Quote the listing below in its entirety, omitting every image.

[Figure record extracts]

+-------+

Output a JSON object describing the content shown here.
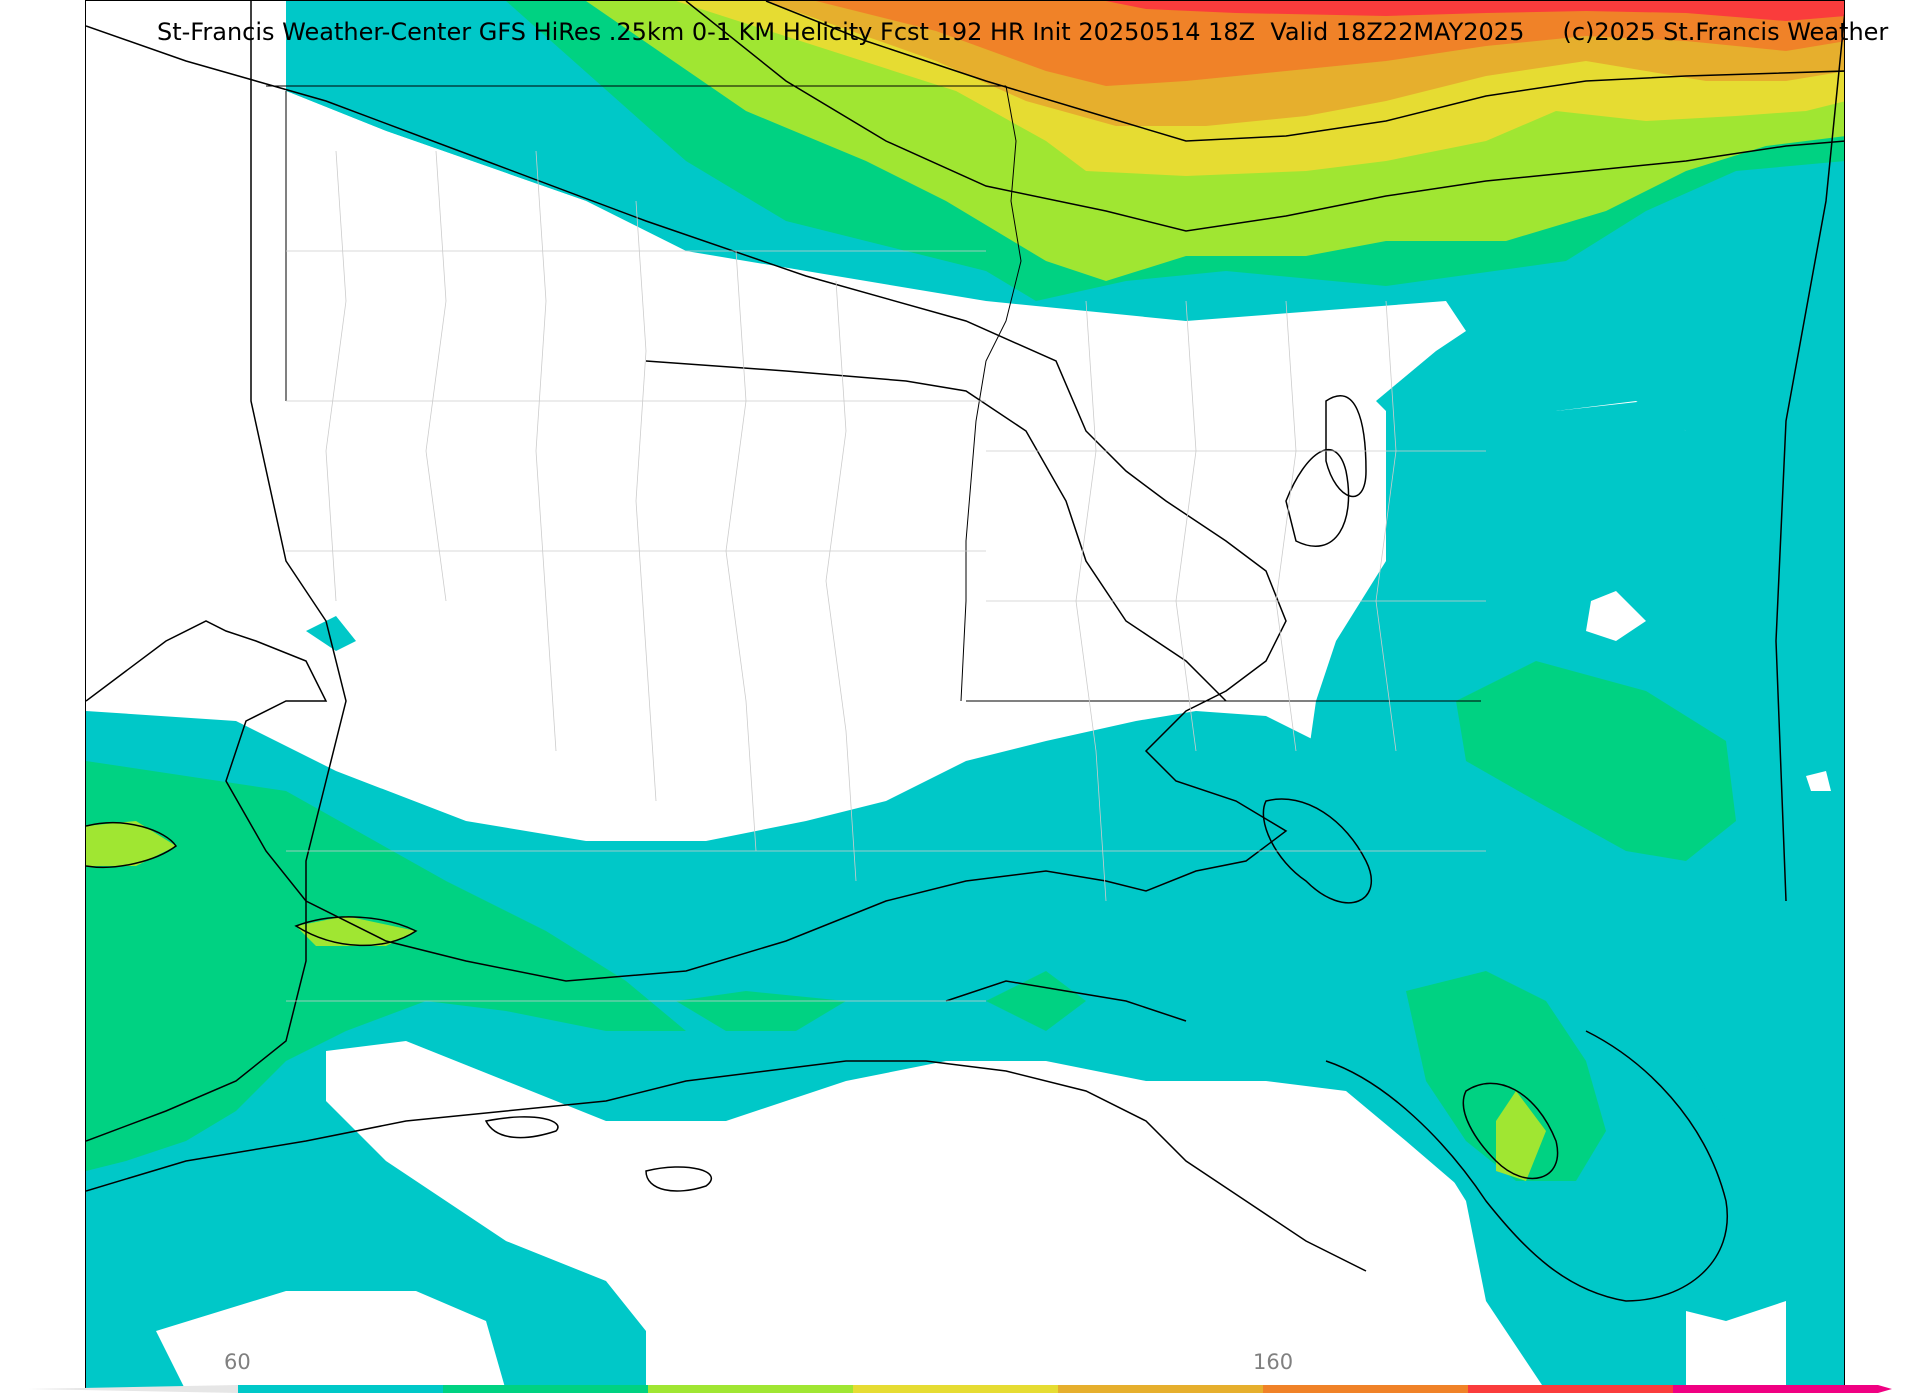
{
  "title": "St-Francis Weather-Center GFS HiRes .25km 0-1 KM Helicity Fcst 192 HR Init 20250514 18Z  Valid 18Z22MAY2025     (c)2025 St.Francis Weather",
  "colorbar": {
    "tick_labels": [
      "60",
      "160"
    ],
    "colors": [
      "#00c8c8",
      "#00d282",
      "#a0e632",
      "#e6dc32",
      "#e6af2d",
      "#f08228",
      "#fa3c3c",
      "#f00082"
    ]
  },
  "map": {
    "type": "filled contour forecast map",
    "field_colors": {
      "teal": "#00c8c8",
      "green": "#00d282",
      "lime": "#a0e632",
      "yellow": "#e6dc32",
      "gold": "#e6af2d",
      "orange": "#f08228",
      "red": "#fa3c3c"
    }
  }
}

+-------+

-- Correct output --
Output a JSON object describing the content shown here.
{
  "title": "St-Francis Weather-Center GFS HiRes .25km 0-1 KM Helicity Fcst 192 HR Init 20250514 18Z  Valid 18Z22MAY2025     (c)2025 St.Francis Weather",
  "colorbar": {
    "tick_labels": [
      "60",
      "160"
    ],
    "colors": [
      "#00c8c8",
      "#00d282",
      "#a0e632",
      "#e6dc32",
      "#e6af2d",
      "#f08228",
      "#fa3c3c",
      "#f00082"
    ]
  },
  "map": {
    "type": "filled contour forecast map",
    "field_colors": {
      "teal": "#00c8c8",
      "green": "#00d282",
      "lime": "#a0e632",
      "yellow": "#e6dc32",
      "gold": "#e6af2d",
      "orange": "#f08228",
      "red": "#fa3c3c"
    }
  }
}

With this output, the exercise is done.